Entries from a visual dataset -
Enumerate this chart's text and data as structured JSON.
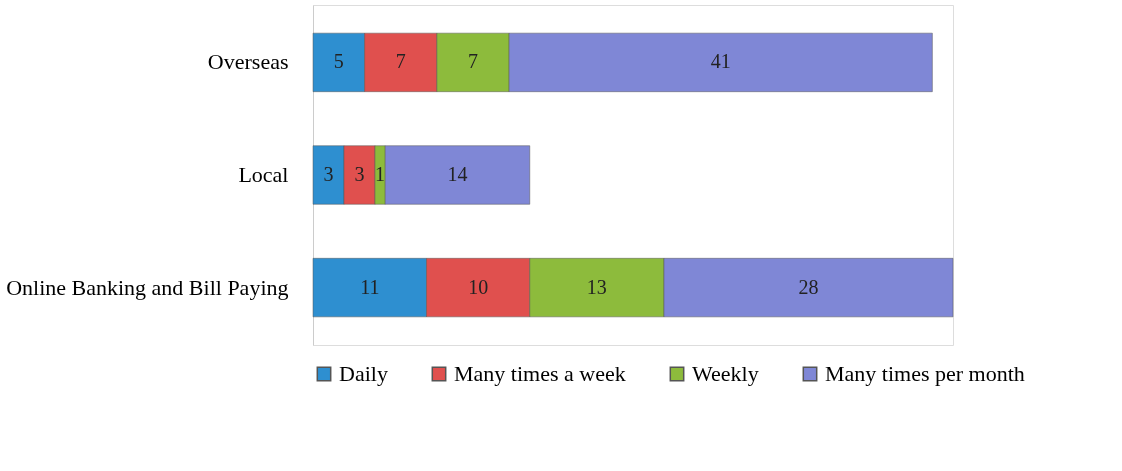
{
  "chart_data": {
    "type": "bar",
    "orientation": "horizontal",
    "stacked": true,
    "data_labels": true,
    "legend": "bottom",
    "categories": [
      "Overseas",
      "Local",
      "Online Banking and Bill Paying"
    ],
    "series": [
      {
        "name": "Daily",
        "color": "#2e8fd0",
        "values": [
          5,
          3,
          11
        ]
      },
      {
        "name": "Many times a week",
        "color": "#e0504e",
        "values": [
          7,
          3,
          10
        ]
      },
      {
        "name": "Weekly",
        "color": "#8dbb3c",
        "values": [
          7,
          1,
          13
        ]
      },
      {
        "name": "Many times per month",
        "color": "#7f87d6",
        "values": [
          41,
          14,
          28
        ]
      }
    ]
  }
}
==
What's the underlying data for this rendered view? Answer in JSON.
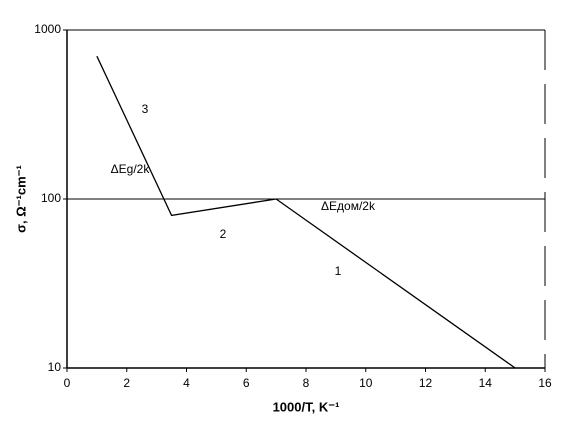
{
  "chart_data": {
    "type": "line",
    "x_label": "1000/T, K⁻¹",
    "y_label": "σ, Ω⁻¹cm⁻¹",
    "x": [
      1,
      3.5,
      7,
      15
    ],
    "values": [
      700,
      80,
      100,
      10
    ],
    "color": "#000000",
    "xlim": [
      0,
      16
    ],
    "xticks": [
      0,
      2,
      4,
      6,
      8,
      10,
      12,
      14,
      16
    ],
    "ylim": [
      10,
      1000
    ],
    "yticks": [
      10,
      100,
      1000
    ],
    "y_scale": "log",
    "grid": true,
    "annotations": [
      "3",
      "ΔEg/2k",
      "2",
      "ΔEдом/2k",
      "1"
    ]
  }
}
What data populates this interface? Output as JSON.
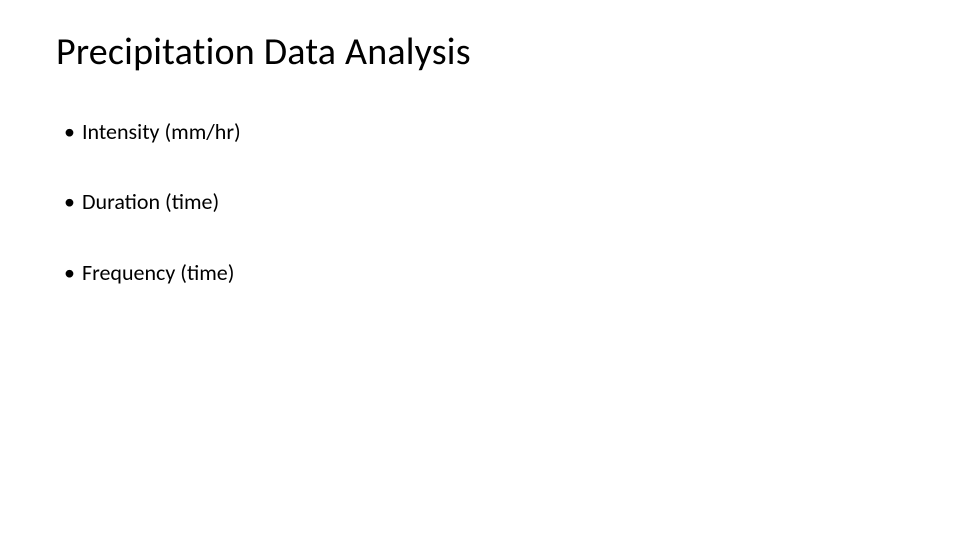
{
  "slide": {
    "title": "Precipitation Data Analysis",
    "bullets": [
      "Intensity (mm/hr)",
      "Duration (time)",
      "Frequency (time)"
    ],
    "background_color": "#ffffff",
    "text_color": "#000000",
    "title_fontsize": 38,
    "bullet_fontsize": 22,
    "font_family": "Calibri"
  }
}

Requirement - From the listing above, pick out each line where the word "name" appears.

Result -
        "name": "Daily",
        "name": "Many times a week",
        "name": "Weekly",
        "name": "Many times per month",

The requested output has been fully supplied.